> [What is needed] Return all lines below containing the word "this".

[Source data]
==========

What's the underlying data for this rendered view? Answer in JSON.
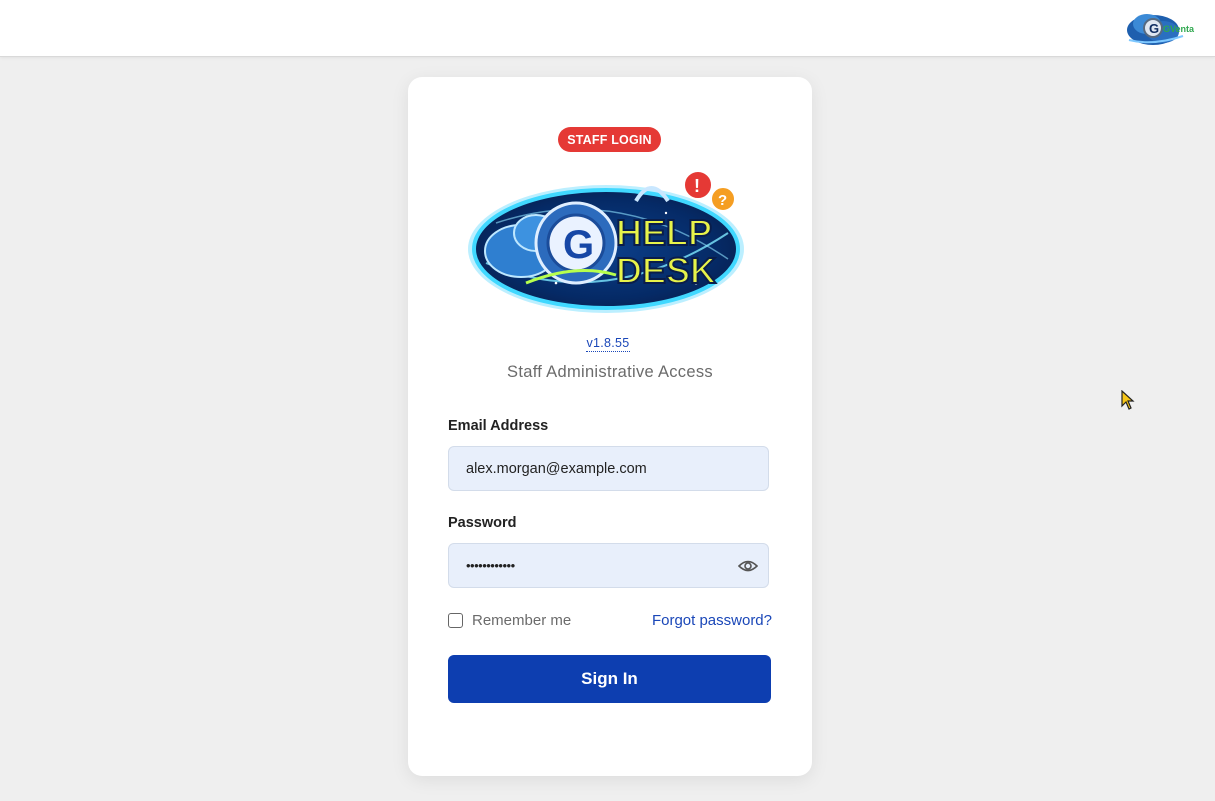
{
  "login": {
    "badge": "STAFF LOGIN",
    "version": "v1.8.55",
    "subtitle": "Staff Administrative Access",
    "email_label": "Email Address",
    "email_value": "alex.morgan@example.com",
    "password_label": "Password",
    "password_value": "••••••••••••",
    "remember_label": "Remember me",
    "forgot_label": "Forgot password?",
    "signin_label": "Sign In"
  },
  "logo": {
    "hero_text_line1": "HELP",
    "hero_text_line2": "DESK",
    "hero_letter": "G",
    "corner_text": "GVenta"
  },
  "icons": {
    "show_password": "eye-icon",
    "cursor": "mouse-pointer-icon"
  },
  "colors": {
    "badge_red": "#e53935",
    "primary_blue": "#0d3eb0",
    "link_blue": "#1a47b8",
    "input_bg": "#e8effb"
  }
}
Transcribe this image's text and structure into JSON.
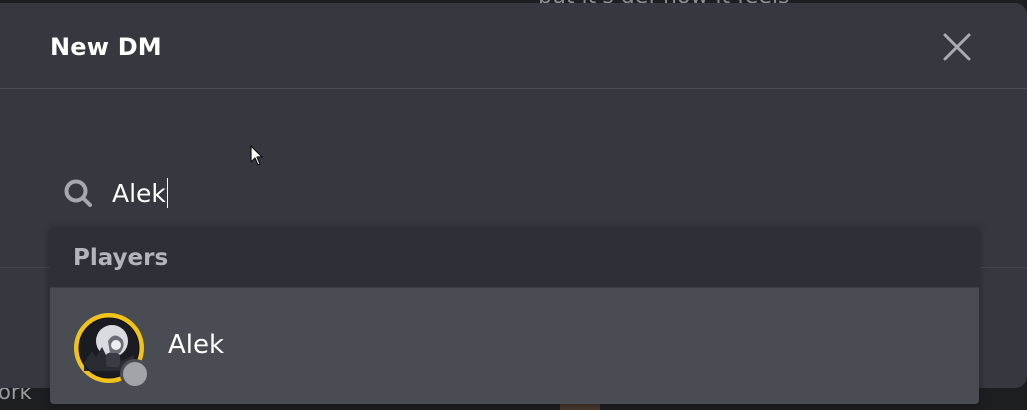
{
  "background": {
    "top_text": "but it's def how it feels",
    "bottom_text": "ork"
  },
  "modal": {
    "title": "New DM",
    "close_icon": "close-icon"
  },
  "search": {
    "icon": "search-icon",
    "value": "Alek"
  },
  "results": {
    "section_label": "Players",
    "items": [
      {
        "name": "Alek",
        "avatar": "player-avatar",
        "status": "offline",
        "status_color": "#a2a4a9"
      }
    ]
  },
  "colors": {
    "modal_bg": "#36373f",
    "dropdown_header_bg": "#2f3037",
    "highlight_row_bg": "#4a4c54",
    "avatar_ring": "#f2c21b"
  }
}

==========

> [Correct answer]
What's the underlying data for this rendered view? Answer in JSON.
Transcribe this image's text and structure into JSON.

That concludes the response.